• Document passage:
────
# Single Pole Switch w/3 Terminals



## Dennis Alwon (May 9, 2009)

That's a new one on me.


----------



## nolabama (Oct 3, 2007)

I want one. Thats kinda nice.


----------



## rdr (Oct 25, 2009)

Why do I never see THOSE? That would save a joint or two. :thumbsup:
Someone along the line decide it was a bad idea for some reason or what?


----------



## RePhase277 (Feb 5, 2008)

Way back in my early residential days, every switch had a feed-thru.... We just stabbed one wire in the back-stab, and wrapped another on the screw.. viola!:whistling2:

Ken, what's that patent number on the back there?


----------



## RePhase277 (Feb 5, 2008)

rdr said:


> Why do I never see THOSE? That would save a joint or two. :thumbsup:
> Someone along the line decide it was a bad idea for some reason or what?
────
• Data section:
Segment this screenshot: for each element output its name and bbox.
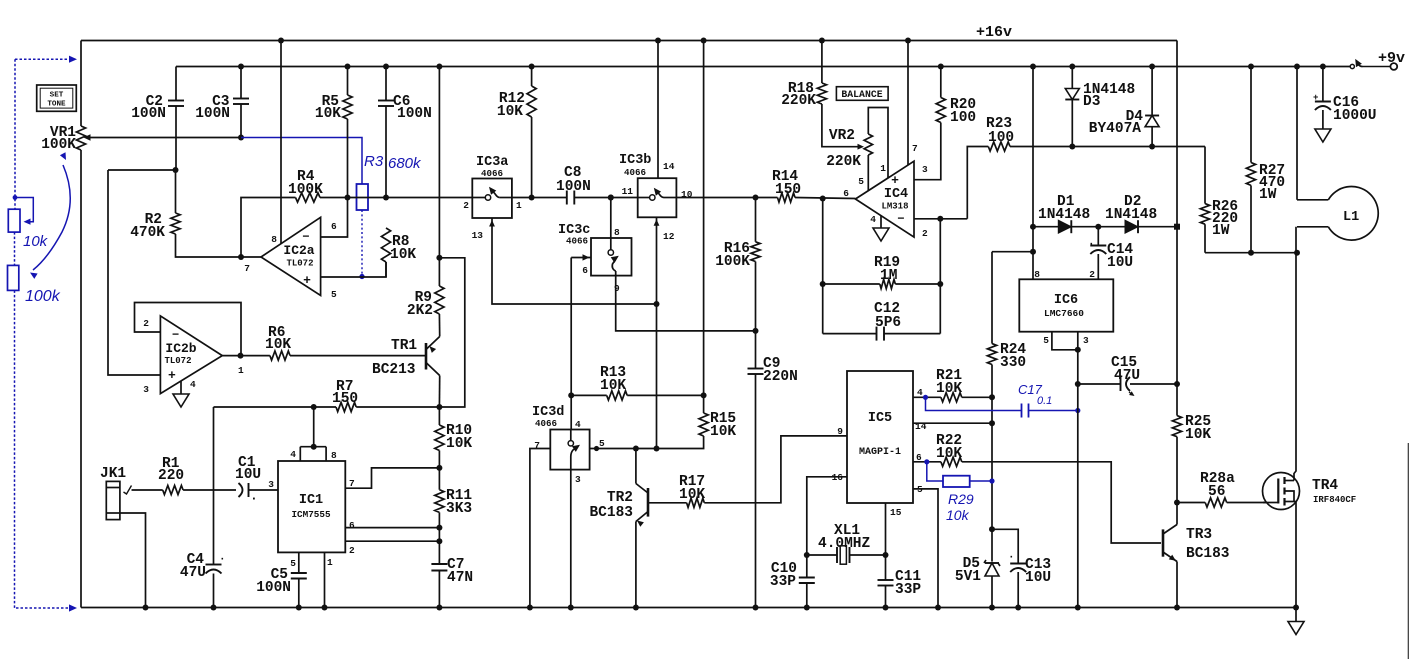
────
• Written instruction 1: Write out the passage of the switch thread starting at "Way back in" and ending at "the back there?".
• Written instruction 2: Put this sentence from the switch thread into Spanish: "Ken, what's that patent number on the back there?"

• Expected answer 1:
Way back in my early residential days, every switch had a feed-thru.... We just stabbed one wire in the back-stab, and wrapped another on the screw.. viola!:whistling2:

Ken, what's that patent number on the back there?

• Expected answer 2: Ken, ¿cuál es ese número de patente que está ahí atrás?